• _INSTRUCTIONS TO FOLLOW_
State how many lines of the records contain the string "Федеральный", and give no other information.

══ EXTRACTED DATA

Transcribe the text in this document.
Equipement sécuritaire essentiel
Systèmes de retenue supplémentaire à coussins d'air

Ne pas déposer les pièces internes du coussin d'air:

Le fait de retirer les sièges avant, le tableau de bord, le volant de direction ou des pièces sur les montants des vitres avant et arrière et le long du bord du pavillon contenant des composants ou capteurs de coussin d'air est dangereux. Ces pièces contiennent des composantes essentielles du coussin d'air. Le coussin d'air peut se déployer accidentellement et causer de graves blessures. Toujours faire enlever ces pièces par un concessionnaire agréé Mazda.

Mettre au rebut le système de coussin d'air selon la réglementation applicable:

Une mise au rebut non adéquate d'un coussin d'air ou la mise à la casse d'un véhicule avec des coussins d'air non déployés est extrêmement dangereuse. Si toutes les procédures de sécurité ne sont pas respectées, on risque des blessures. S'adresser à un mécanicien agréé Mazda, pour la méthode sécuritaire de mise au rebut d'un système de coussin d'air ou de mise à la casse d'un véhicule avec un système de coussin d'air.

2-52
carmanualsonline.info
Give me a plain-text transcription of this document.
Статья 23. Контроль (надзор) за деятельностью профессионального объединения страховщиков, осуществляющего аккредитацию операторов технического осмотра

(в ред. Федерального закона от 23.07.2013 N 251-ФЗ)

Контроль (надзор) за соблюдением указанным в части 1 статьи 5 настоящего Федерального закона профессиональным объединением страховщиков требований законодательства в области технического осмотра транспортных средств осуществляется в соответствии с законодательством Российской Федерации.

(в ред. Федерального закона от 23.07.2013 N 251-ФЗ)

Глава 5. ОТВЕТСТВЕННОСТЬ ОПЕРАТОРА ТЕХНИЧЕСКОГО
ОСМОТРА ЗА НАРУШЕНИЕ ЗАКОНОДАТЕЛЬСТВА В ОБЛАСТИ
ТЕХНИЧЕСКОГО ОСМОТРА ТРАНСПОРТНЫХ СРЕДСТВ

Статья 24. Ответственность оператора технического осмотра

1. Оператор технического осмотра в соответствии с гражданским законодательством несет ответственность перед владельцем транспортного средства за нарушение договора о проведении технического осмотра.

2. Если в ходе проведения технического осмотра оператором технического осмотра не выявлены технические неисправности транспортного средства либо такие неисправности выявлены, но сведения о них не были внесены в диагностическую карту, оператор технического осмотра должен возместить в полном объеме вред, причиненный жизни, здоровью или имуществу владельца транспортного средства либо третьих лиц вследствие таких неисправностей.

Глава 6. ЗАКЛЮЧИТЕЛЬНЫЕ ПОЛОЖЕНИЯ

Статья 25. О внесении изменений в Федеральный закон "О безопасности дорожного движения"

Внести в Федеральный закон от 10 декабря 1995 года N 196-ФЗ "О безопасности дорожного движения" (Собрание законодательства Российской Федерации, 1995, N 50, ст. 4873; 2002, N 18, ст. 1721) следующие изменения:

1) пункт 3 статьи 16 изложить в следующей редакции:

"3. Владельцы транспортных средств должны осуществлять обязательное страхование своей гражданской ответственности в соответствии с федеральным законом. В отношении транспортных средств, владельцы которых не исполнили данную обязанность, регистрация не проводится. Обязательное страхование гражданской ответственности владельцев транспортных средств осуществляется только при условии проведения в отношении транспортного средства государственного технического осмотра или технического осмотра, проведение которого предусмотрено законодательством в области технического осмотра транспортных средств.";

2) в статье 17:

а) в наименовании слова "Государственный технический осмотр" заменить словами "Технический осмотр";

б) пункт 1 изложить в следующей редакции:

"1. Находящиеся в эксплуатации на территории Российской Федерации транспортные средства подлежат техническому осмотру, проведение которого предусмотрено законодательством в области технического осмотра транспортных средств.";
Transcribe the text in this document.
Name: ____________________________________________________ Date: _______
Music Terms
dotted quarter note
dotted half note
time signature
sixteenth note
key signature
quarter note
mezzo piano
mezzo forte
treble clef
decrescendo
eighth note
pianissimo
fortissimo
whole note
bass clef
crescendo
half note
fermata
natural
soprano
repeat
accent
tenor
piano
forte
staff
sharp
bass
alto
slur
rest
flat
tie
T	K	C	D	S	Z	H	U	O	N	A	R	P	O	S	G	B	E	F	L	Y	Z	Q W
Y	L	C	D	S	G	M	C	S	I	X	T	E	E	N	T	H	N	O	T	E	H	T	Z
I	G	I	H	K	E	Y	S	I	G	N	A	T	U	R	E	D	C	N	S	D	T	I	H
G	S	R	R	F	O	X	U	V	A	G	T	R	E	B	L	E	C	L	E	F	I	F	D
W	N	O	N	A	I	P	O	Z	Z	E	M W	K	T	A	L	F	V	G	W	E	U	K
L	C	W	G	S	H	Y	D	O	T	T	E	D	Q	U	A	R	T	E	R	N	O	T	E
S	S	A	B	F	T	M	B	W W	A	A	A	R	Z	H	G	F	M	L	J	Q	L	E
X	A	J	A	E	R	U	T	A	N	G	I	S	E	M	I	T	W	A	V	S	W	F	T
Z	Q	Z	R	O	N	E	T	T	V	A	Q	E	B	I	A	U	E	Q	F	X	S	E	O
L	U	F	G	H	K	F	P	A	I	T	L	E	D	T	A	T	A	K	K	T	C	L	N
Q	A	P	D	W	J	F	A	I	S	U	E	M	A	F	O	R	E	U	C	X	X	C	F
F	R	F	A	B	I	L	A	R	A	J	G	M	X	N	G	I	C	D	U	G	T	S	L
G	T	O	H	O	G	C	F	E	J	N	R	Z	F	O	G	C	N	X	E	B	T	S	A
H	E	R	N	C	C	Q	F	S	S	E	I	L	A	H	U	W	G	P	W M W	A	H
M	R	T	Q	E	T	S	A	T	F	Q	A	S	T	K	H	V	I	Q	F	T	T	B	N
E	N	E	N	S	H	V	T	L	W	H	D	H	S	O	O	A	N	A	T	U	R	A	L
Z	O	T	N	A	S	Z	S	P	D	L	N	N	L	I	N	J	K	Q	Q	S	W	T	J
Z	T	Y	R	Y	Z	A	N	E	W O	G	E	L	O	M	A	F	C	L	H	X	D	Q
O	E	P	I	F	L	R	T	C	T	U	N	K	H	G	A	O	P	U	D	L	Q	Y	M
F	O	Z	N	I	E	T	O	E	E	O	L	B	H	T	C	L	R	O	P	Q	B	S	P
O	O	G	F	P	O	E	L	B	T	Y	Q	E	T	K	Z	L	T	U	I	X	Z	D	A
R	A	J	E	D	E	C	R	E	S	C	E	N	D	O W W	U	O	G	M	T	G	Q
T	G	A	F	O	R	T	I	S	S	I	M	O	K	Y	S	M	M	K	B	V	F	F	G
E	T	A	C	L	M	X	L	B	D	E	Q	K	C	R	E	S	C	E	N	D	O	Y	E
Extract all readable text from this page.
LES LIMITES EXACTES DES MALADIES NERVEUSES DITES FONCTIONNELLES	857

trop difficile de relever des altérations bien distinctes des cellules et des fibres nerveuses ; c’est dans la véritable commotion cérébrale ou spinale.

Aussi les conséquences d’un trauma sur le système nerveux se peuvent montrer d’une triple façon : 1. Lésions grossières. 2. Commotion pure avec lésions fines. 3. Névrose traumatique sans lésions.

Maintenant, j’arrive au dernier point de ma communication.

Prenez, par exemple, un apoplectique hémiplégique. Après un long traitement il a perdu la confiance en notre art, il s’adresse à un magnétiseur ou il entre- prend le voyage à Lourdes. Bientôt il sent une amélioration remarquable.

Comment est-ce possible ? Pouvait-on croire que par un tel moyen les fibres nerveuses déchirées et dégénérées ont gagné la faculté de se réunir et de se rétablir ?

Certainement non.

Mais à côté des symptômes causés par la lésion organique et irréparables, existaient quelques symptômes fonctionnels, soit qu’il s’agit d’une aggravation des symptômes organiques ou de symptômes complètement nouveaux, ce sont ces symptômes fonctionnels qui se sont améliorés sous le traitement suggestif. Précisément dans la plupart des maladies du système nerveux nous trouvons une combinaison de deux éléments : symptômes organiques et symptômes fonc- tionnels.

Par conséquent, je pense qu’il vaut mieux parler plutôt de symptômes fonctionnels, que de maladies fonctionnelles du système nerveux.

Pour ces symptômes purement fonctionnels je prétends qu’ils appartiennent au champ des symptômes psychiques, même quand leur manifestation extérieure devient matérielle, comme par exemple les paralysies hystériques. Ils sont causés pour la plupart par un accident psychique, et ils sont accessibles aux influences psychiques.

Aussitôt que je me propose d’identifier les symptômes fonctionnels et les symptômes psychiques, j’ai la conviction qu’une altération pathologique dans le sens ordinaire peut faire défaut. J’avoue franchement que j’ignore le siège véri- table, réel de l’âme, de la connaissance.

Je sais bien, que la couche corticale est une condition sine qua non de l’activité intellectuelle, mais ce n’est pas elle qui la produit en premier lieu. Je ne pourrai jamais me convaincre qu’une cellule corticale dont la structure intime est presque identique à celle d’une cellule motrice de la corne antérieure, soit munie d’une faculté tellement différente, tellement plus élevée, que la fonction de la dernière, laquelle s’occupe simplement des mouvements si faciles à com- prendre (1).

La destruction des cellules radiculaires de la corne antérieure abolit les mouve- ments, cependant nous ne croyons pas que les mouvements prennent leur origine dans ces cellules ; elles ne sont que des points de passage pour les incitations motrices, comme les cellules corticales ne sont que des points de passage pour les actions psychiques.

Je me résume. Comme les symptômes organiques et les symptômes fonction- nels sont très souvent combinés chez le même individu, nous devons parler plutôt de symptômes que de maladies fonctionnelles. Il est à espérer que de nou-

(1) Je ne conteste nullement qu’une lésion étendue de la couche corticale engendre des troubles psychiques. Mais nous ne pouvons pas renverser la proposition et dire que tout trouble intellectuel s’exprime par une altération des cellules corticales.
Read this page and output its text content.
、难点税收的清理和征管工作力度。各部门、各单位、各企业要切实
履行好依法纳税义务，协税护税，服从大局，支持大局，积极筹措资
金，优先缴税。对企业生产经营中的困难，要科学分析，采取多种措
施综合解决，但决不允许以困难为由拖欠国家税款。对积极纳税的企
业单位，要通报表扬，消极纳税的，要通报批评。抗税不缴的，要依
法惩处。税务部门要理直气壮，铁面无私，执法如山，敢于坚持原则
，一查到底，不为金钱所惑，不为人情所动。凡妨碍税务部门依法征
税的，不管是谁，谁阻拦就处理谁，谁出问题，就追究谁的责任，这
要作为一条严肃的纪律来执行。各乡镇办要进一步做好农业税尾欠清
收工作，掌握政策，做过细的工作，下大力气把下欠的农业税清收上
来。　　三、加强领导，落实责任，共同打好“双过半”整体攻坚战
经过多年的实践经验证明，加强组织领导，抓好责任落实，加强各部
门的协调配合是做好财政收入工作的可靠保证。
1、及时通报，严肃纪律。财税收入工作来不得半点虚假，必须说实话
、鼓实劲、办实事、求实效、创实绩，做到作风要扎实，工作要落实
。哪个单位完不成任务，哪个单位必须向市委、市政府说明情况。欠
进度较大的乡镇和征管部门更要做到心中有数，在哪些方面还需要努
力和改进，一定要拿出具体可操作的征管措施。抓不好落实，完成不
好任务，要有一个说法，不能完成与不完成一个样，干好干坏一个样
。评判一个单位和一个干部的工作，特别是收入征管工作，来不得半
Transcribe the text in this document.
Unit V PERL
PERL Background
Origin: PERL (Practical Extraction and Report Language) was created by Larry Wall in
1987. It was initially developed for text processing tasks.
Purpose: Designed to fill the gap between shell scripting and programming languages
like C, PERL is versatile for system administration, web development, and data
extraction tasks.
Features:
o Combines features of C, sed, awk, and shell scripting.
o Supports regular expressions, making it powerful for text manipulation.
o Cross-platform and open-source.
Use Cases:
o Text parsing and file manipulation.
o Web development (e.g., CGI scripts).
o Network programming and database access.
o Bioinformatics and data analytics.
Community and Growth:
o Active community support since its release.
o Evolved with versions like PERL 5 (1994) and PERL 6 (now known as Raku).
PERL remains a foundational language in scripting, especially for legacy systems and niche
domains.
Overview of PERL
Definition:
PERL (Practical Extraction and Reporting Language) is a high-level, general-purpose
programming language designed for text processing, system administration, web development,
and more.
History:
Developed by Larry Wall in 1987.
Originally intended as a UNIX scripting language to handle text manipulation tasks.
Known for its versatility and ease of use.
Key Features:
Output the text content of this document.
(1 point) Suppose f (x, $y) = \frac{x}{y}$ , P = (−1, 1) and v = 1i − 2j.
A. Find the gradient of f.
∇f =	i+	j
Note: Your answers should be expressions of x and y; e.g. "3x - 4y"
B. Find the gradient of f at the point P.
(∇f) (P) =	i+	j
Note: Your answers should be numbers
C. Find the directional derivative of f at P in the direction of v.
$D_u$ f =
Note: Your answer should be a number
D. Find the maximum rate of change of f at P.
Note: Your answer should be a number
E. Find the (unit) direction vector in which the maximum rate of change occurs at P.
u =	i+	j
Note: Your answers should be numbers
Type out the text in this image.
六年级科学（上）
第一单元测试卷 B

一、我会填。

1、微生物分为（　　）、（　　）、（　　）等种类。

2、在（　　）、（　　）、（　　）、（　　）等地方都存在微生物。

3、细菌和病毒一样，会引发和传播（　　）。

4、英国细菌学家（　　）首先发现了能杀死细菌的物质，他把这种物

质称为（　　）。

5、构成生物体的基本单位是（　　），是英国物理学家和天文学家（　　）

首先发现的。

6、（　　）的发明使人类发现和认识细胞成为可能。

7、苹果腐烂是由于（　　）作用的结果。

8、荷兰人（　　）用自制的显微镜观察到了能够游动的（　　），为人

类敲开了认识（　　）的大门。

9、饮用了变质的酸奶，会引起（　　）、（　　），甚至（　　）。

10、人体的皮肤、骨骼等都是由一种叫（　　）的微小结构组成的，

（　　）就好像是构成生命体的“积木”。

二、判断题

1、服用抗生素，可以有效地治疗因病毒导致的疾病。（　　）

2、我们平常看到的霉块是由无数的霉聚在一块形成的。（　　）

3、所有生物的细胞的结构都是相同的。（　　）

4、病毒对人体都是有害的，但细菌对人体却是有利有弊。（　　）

════

• _RESULT BELOW_
2